◆ **Your objective**: Your task is to extract every entry that follows word for word while excluding the pictures.

Figure data in JSON:
----

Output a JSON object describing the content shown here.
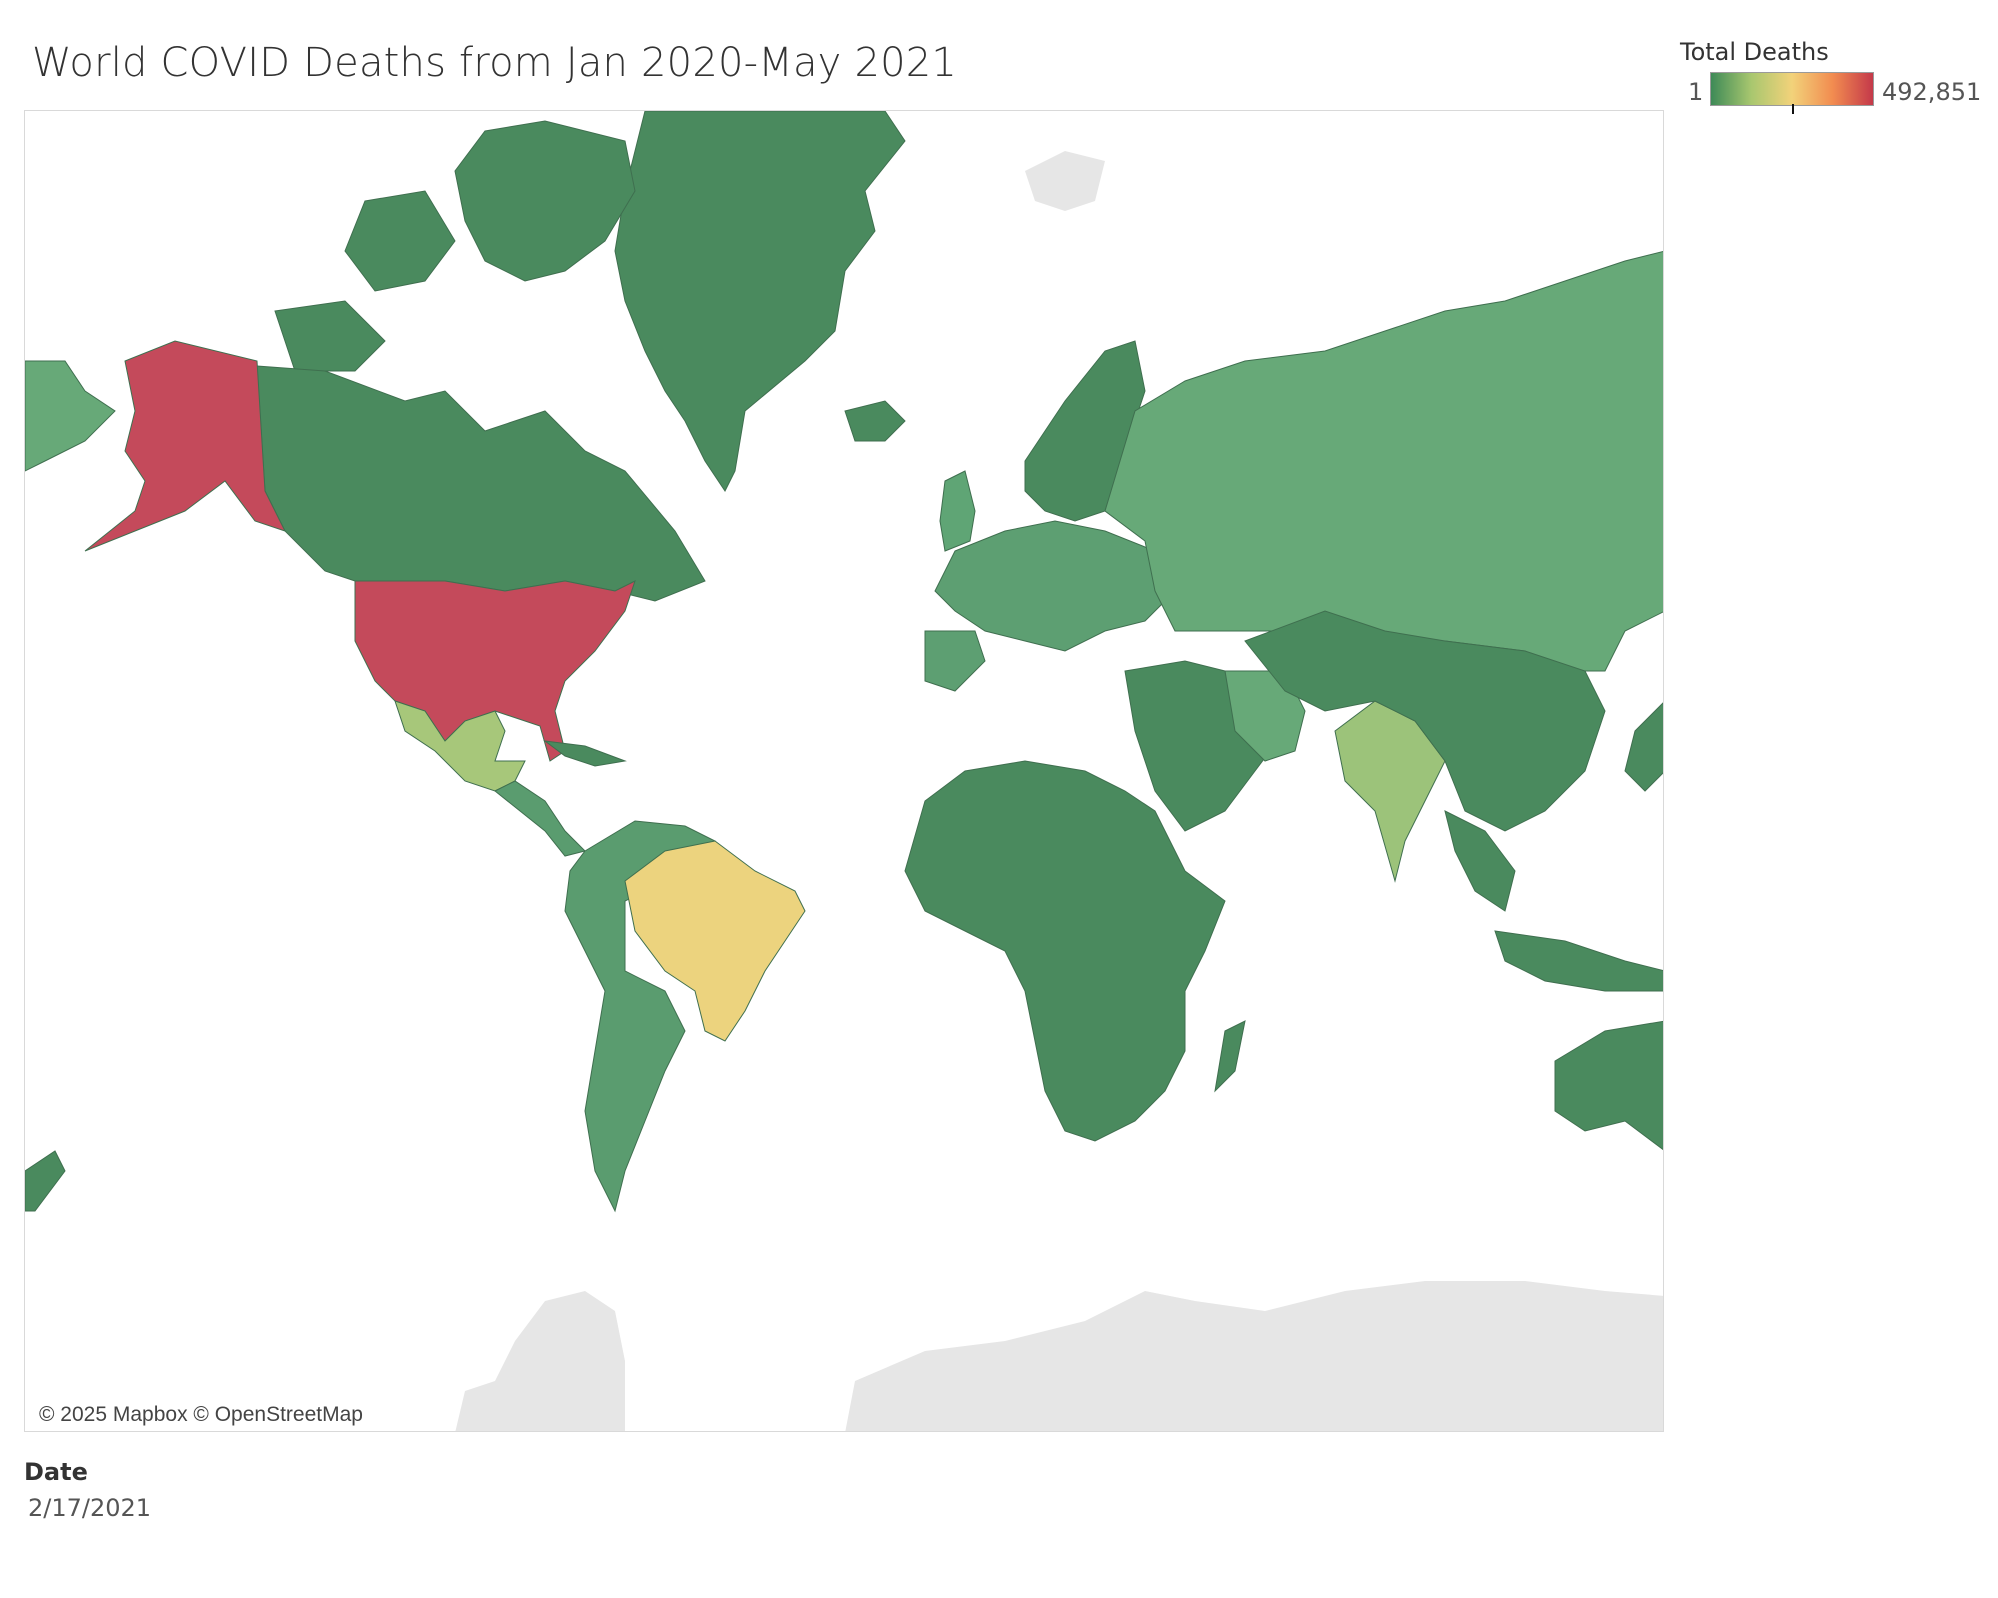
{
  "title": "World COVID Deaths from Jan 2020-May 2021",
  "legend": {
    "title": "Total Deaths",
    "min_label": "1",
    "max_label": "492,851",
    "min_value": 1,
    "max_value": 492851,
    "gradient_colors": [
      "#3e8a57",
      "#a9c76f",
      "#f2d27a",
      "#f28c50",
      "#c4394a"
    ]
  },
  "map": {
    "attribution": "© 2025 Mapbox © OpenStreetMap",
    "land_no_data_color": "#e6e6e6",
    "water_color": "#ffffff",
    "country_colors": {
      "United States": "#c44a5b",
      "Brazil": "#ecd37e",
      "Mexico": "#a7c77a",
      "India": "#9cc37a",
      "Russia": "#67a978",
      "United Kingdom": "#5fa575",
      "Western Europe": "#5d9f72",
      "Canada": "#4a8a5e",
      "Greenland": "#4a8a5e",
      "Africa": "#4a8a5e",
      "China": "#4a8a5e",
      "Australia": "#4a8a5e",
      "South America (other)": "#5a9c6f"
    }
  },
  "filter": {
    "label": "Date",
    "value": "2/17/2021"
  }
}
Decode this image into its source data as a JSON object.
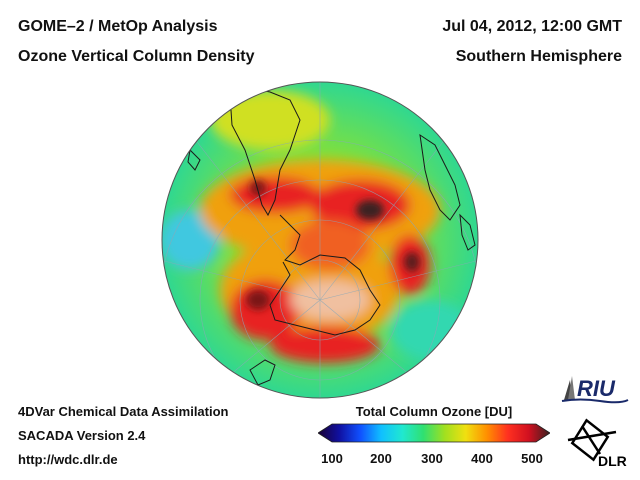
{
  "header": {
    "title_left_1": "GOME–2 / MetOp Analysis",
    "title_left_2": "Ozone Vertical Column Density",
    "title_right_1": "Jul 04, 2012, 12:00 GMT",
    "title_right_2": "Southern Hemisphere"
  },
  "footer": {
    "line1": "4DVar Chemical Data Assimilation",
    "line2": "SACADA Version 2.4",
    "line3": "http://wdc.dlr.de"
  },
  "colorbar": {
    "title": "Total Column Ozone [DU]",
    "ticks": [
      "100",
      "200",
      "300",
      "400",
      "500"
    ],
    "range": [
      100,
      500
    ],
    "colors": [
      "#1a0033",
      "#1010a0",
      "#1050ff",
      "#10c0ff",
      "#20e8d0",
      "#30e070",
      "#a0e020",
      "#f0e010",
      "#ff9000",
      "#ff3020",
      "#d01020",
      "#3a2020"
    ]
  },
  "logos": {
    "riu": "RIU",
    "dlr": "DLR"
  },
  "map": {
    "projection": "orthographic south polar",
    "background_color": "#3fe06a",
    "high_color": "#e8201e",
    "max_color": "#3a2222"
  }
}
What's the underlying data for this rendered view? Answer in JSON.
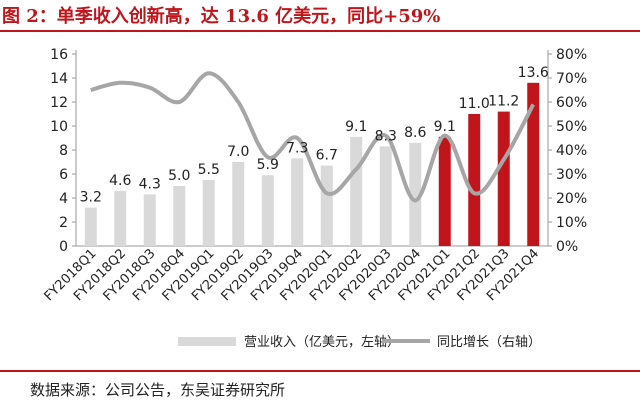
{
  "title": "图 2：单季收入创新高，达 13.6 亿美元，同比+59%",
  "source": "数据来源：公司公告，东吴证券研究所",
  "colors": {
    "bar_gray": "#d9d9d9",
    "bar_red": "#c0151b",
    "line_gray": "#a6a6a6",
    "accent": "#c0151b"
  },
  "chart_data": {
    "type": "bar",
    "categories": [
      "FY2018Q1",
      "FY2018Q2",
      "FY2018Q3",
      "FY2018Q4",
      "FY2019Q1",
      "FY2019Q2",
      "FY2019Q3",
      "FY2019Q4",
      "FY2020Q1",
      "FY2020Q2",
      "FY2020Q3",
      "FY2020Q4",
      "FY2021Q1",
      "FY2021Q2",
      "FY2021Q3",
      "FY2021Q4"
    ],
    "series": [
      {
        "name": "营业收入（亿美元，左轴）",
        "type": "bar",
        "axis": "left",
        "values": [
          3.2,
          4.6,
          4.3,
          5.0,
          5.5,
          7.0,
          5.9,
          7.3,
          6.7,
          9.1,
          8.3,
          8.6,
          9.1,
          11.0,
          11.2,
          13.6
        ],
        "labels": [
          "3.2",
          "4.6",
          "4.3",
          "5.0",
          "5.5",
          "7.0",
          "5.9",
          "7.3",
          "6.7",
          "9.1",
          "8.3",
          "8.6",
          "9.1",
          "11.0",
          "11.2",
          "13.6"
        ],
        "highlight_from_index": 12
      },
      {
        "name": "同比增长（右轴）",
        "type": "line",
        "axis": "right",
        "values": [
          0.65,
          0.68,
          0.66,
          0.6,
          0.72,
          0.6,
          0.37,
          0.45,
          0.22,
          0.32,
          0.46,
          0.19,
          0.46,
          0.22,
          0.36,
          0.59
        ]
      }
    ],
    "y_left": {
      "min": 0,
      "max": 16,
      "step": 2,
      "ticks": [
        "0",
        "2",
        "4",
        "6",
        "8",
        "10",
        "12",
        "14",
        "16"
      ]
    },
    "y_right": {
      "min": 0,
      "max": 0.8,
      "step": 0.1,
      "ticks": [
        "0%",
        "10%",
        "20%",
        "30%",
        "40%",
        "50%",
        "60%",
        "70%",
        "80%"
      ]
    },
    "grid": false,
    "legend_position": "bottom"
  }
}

----

◆ **Finished task**:
Output a JSON object describing the content shown here.
{
  "title": "World COVID Deaths from Jan 2020-May 2021",
  "legend": {
    "title": "Total Deaths",
    "min_label": "1",
    "max_label": "492,851",
    "min_value": 1,
    "max_value": 492851,
    "gradient_colors": [
      "#3e8a57",
      "#a9c76f",
      "#f2d27a",
      "#f28c50",
      "#c4394a"
    ]
  },
  "map": {
    "attribution": "© 2025 Mapbox © OpenStreetMap",
    "land_no_data_color": "#e6e6e6",
    "water_color": "#ffffff",
    "country_colors": {
      "United States": "#c44a5b",
      "Brazil": "#ecd37e",
      "Mexico": "#a7c77a",
      "India": "#9cc37a",
      "Russia": "#67a978",
      "United Kingdom": "#5fa575",
      "Western Europe": "#5d9f72",
      "Canada": "#4a8a5e",
      "Greenland": "#4a8a5e",
      "Africa": "#4a8a5e",
      "China": "#4a8a5e",
      "Australia": "#4a8a5e",
      "South America (other)": "#5a9c6f"
    }
  },
  "filter": {
    "label": "Date",
    "value": "2/17/2021"
  }
}
Decode this image into its source data as a JSON object.
{
  "header": {
    "title_left_1": "GOME–2 / MetOp Analysis",
    "title_left_2": "Ozone Vertical Column Density",
    "title_right_1": "Jul 04, 2012, 12:00 GMT",
    "title_right_2": "Southern Hemisphere"
  },
  "footer": {
    "line1": "4DVar Chemical Data Assimilation",
    "line2": "SACADA Version 2.4",
    "line3": "http://wdc.dlr.de"
  },
  "colorbar": {
    "title": "Total Column Ozone [DU]",
    "ticks": [
      "100",
      "200",
      "300",
      "400",
      "500"
    ],
    "range": [
      100,
      500
    ],
    "colors": [
      "#1a0033",
      "#1010a0",
      "#1050ff",
      "#10c0ff",
      "#20e8d0",
      "#30e070",
      "#a0e020",
      "#f0e010",
      "#ff9000",
      "#ff3020",
      "#d01020",
      "#3a2020"
    ]
  },
  "logos": {
    "riu": "RIU",
    "dlr": "DLR"
  },
  "map": {
    "projection": "orthographic south polar",
    "background_color": "#3fe06a",
    "high_color": "#e8201e",
    "max_color": "#3a2222"
  }
}
What's the underlying data for this rendered view? Answer in JSON.
{
  "title": "图 2：单季收入创新高，达 13.6 亿美元，同比+59%",
  "source": "数据来源：公司公告，东吴证券研究所",
  "colors": {
    "bar_gray": "#d9d9d9",
    "bar_red": "#c0151b",
    "line_gray": "#a6a6a6",
    "accent": "#c0151b"
  },
  "chart_data": {
    "type": "bar",
    "categories": [
      "FY2018Q1",
      "FY2018Q2",
      "FY2018Q3",
      "FY2018Q4",
      "FY2019Q1",
      "FY2019Q2",
      "FY2019Q3",
      "FY2019Q4",
      "FY2020Q1",
      "FY2020Q2",
      "FY2020Q3",
      "FY2020Q4",
      "FY2021Q1",
      "FY2021Q2",
      "FY2021Q3",
      "FY2021Q4"
    ],
    "series": [
      {
        "name": "营业收入（亿美元，左轴）",
        "type": "bar",
        "axis": "left",
        "values": [
          3.2,
          4.6,
          4.3,
          5.0,
          5.5,
          7.0,
          5.9,
          7.3,
          6.7,
          9.1,
          8.3,
          8.6,
          9.1,
          11.0,
          11.2,
          13.6
        ],
        "labels": [
          "3.2",
          "4.6",
          "4.3",
          "5.0",
          "5.5",
          "7.0",
          "5.9",
          "7.3",
          "6.7",
          "9.1",
          "8.3",
          "8.6",
          "9.1",
          "11.0",
          "11.2",
          "13.6"
        ],
        "highlight_from_index": 12
      },
      {
        "name": "同比增长（右轴）",
        "type": "line",
        "axis": "right",
        "values": [
          0.65,
          0.68,
          0.66,
          0.6,
          0.72,
          0.6,
          0.37,
          0.45,
          0.22,
          0.32,
          0.46,
          0.19,
          0.46,
          0.22,
          0.36,
          0.59
        ]
      }
    ],
    "y_left": {
      "min": 0,
      "max": 16,
      "step": 2,
      "ticks": [
        "0",
        "2",
        "4",
        "6",
        "8",
        "10",
        "12",
        "14",
        "16"
      ]
    },
    "y_right": {
      "min": 0,
      "max": 0.8,
      "step": 0.1,
      "ticks": [
        "0%",
        "10%",
        "20%",
        "30%",
        "40%",
        "50%",
        "60%",
        "70%",
        "80%"
      ]
    },
    "grid": false,
    "legend_position": "bottom"
  }
}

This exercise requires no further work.